WRITTEN PROBLEM -
Quote all entries exactly, leaving pictures aside.

◆ ◆ ◆ ◆

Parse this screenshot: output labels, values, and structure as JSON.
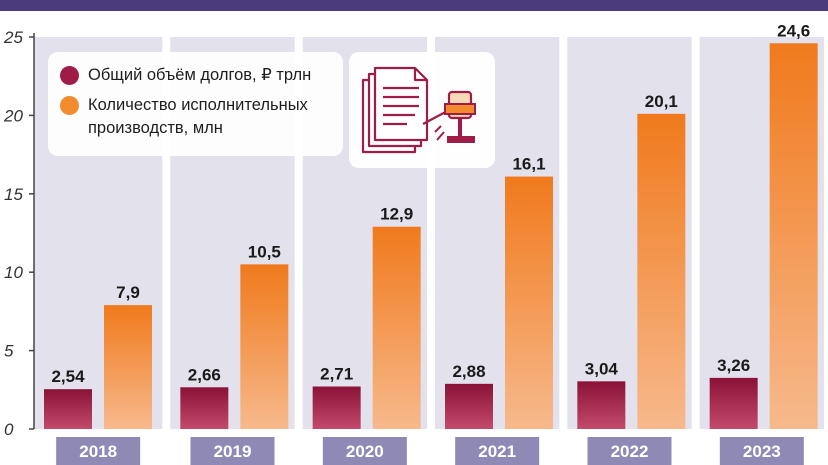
{
  "chart_data": {
    "type": "bar",
    "categories": [
      "2018",
      "2019",
      "2020",
      "2021",
      "2022",
      "2023"
    ],
    "series": [
      {
        "name": "Общий объём долгов, ₽ трлн",
        "values": [
          2.54,
          2.66,
          2.71,
          2.88,
          3.04,
          3.26
        ],
        "labels": [
          "2,54",
          "2,66",
          "2,71",
          "2,88",
          "3,04",
          "3,26"
        ],
        "color": "#9e1c45"
      },
      {
        "name": "Количество исполнительных производств, млн",
        "name_lines": [
          "Количество исполнительных",
          "производств, млн"
        ],
        "values": [
          7.9,
          10.5,
          12.9,
          16.1,
          20.1,
          24.6
        ],
        "labels": [
          "7,9",
          "10,5",
          "12,9",
          "16,1",
          "20,1",
          "24,6"
        ],
        "color": "#f28a2e"
      }
    ],
    "ylim": [
      0,
      25
    ],
    "yticks": [
      0,
      5,
      10,
      15,
      20,
      25
    ],
    "grid": false,
    "legend": "top-left",
    "colors": {
      "header": "#4b3a7c",
      "panel": "#e3e1ec",
      "year_label_bg": "#8f8ab5"
    }
  },
  "icons": {
    "legend_illustration": "document-gavel-icon"
  }
}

◆ ◆ ◆ ◆

RESULT -
Parse this screenshot: output labels, values, and structure as JSON.
{
  "chart_data": {
    "type": "bar",
    "categories": [
      "2018",
      "2019",
      "2020",
      "2021",
      "2022",
      "2023"
    ],
    "series": [
      {
        "name": "Общий объём долгов, ₽ трлн",
        "values": [
          2.54,
          2.66,
          2.71,
          2.88,
          3.04,
          3.26
        ],
        "labels": [
          "2,54",
          "2,66",
          "2,71",
          "2,88",
          "3,04",
          "3,26"
        ],
        "color": "#9e1c45"
      },
      {
        "name": "Количество исполнительных производств, млн",
        "name_lines": [
          "Количество исполнительных",
          "производств, млн"
        ],
        "values": [
          7.9,
          10.5,
          12.9,
          16.1,
          20.1,
          24.6
        ],
        "labels": [
          "7,9",
          "10,5",
          "12,9",
          "16,1",
          "20,1",
          "24,6"
        ],
        "color": "#f28a2e"
      }
    ],
    "ylim": [
      0,
      25
    ],
    "yticks": [
      0,
      5,
      10,
      15,
      20,
      25
    ],
    "grid": false,
    "legend": "top-left",
    "colors": {
      "header": "#4b3a7c",
      "panel": "#e3e1ec",
      "year_label_bg": "#8f8ab5"
    }
  },
  "icons": {
    "legend_illustration": "document-gavel-icon"
  }
}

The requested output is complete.